# Set exercise
Write what comes next in the passage below on the apostle Paul's preaching of repentance and faith, starting after its last sentence.

2. After he had explained the gospel to his hearers, he next

taught them what it was to embrace it. "He testified, both to the Jews and also to the Greeks, repentance toward God and faith toward our Lord Jesus Christ." Repentance and faith both flow from pure, disinterested love, but are exercised towards different objects. In repentance, the sinner fixes his eye and his heart upon God, whose character he has hated, whose law he has broken, and whose displeasure he has incurred. He loathes and abhors himself for all his transgressions, accepts the punishment of his iniquity, and cordially approves of that justice which condemns him. In faith, the sinner fixes his eye and his heart upon the Lord Jesus Christ, and loves him for loving righteousness and hating iniquity; for condemning sin in the flesh; and for doing that, which renders it consistent with all the perfections of God, to pardon and save the penitent. This saving faith naturally follows repentance, but can never go before it; because love to Christ necessarily pre-supposes self abasement and self abhorrence for sin. Accordingly the apostle, after the example of Christ, plaçes repentance before faith. This is the natural order of these two gracious affections, and they are always exercised in this order, by all who cordially embrace the gospel. And since he knew that none could derive any saving benefit from the gospel without complying with the terms of life, he did for this reason describe those gracious exercises of heart which are the essence of repentance and faith, and which are absolutely necessary to obtain pardon and acceptance with God, through the atonement of Christ.

3. The apostle made it his universal practice in preaching, not only to explain the gospel to his hearers, and teach them what it was to comply with it, but urged them to repent and believe immediately. He says in the text, that he testified "both to the Jews and also to the Greeks, repentance toward God, and faith toward our Lord Jesus Christ." As soon as he had taught sinners the nature, design, and terms of the gospel, he exhorted them to embrace it without the least delay. He concluded his discourse to the stupid and ignorant Athenians, with a solemn exhortation to repentance. He told them that God had winked at their former ignorance, but now commanded them to repent immediately. To the Corinthians he said, "Now then we are ambassadors for Christ, as though God did beseech you by us; we pray you in Christ's stead be ye reconciled to God." He held the same imperative language to the Ephesians. In addressing the sinner he said, "Awake thou that sleepest, and arise from the dead, and Christ shall give thee light." The apostle Paul not only instructed, but exhorted his hearers. He addressed not only the understandings, but the consciences of sinners. He always meant to fasten upon their

minds a sense of their immediate obligation to renounce their enmity to God, and become reconciled to him upon the terms of the gospel. Though he very well knew the moral weakness and impotence of sinners, arising from the native depravity of their hearts, yet he solemnly testified that it was their immediate and indispensable duty to exercise repentance toward God, and faith toward our Lord Jesus Christ. This was his constant, uniform practice in preaching the gospel to those who were dead in trespasses and sins.

# Information provided

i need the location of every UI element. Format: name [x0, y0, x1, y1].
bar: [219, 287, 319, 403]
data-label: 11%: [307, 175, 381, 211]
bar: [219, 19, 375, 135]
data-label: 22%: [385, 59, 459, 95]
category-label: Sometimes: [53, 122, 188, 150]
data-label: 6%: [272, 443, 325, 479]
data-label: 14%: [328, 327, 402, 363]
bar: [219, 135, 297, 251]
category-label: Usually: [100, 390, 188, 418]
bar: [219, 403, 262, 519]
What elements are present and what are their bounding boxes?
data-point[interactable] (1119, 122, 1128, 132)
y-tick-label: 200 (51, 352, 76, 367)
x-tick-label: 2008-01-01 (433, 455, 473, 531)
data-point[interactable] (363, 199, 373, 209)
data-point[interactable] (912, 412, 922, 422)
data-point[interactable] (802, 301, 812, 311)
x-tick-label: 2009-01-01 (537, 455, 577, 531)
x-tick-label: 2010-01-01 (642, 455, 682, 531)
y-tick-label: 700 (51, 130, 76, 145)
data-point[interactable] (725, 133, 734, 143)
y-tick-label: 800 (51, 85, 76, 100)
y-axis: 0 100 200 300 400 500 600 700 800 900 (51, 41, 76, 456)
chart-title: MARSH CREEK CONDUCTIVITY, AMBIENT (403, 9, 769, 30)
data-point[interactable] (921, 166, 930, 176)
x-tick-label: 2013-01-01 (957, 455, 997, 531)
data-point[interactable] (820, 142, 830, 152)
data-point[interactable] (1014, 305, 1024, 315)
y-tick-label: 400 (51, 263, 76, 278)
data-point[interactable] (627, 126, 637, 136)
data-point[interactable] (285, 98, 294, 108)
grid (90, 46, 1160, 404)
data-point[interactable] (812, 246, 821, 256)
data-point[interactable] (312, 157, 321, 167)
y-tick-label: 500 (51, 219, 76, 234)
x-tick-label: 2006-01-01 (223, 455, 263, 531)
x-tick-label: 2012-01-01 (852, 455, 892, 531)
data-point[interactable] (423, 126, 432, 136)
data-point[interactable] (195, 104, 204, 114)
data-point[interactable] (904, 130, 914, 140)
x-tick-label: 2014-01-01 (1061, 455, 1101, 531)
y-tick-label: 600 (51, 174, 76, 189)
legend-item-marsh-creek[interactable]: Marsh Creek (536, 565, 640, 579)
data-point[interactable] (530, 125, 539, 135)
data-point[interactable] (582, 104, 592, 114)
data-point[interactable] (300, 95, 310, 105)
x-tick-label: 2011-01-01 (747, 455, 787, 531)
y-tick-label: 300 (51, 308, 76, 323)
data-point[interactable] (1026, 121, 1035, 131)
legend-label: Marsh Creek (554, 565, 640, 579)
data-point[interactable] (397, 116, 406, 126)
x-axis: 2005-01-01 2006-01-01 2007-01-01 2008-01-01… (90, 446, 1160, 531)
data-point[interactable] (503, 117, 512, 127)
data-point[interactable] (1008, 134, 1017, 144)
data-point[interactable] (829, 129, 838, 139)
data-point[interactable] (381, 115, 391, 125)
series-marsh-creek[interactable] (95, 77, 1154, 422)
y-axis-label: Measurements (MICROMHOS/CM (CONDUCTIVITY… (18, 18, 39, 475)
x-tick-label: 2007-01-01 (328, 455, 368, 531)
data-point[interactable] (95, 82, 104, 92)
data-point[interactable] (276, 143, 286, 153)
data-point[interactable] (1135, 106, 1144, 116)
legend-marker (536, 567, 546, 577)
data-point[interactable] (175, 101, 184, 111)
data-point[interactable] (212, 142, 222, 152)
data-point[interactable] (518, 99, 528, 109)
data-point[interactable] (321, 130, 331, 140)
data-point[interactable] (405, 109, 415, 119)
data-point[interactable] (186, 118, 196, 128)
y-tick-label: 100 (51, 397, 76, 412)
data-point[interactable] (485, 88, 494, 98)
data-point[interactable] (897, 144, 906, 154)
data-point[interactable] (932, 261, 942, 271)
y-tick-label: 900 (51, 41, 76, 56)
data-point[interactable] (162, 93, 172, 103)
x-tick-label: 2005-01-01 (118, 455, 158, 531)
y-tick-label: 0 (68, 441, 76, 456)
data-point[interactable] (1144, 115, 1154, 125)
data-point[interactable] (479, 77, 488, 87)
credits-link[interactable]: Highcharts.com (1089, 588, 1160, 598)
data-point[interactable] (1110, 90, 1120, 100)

# The answer
Let us now consider,

II. The propriety of the apostle's urging sinners to embrace the gospel immediately. He undoubtedly saw the propriety of this mode of preaching, and perhaps we shall all see the propriety of it, if we candidly and impartially attend to what may be offered in favor of his exhorting the impenitent and unbelieving to an immediate compliance with the gospel.

1. There was a propriety in the apostle's mode of preaching, because sinners are capable of embracing the gospel as soon as they understand it. They possess all the powers and faculties which are necessary to constitute them free, moral agents. They are capable of knowing God and hating him, and of knowing Christ and hating him. Hence says our Saviour to the unbelieving Jews, "Ye have both seen and hated both me and my Father." Though the moral depravity of sinners has weakened their intellectual powers, yet it has by no means destroyed them. All their moral corruption lies in the heart, and consists in loving themselves supremely; and though this selfishness disposes them to say unto God, "Depart from us, for we desire not the knowledge of thy ways," yet when their attention is awakened, they are capable of seeing the perfections of God displayed in his works, and of understanding his will revealed in his word. They have, therefore, precisely the same natural capacity to embrace the gospel as to understand it. And upon this ground the apostle did, with great propriety, testify "both to the Jews and also to the Greeks, repentance toward God, and faith toward our Lord Jesus Christ." Though Jews and Gentiles were all under sin, yet they were all capable of loving God and believing in Christ, as soon as the apostle had explained the gospel, and plainly taught them the terms of salvation. At the same moment that he conveyed the true knowledge of the gospel to their understanding, they felt a conviction in their own minds of the propriety of his exhorting them to believe it immediately. This warranted him to say, that by manifestation of the truth, he had commended himself to every man's conscience in the sight of God. The bare knowledge of truth always creates an immediate obligation to feel and act

agreeably to it. "To him that knoweth to do good, and doeth it not, to him it is sin." All men act upon this principle in their common conduct. The legislator first instructs, and then commands the subject. The officer first instructs, and then commands the soldier. The parent first instructs, and then commands the child. The master first instructs, and then commands the servant. After any person has instructed another in duty, there is a propriety in his exhorting him to an immediate compliance. This holds in regard to religious instruction, as well as to any other. There was, therefore, a plain propriety in the apostle's calling upon all to whom he preached the truth, to receive it in love immediately.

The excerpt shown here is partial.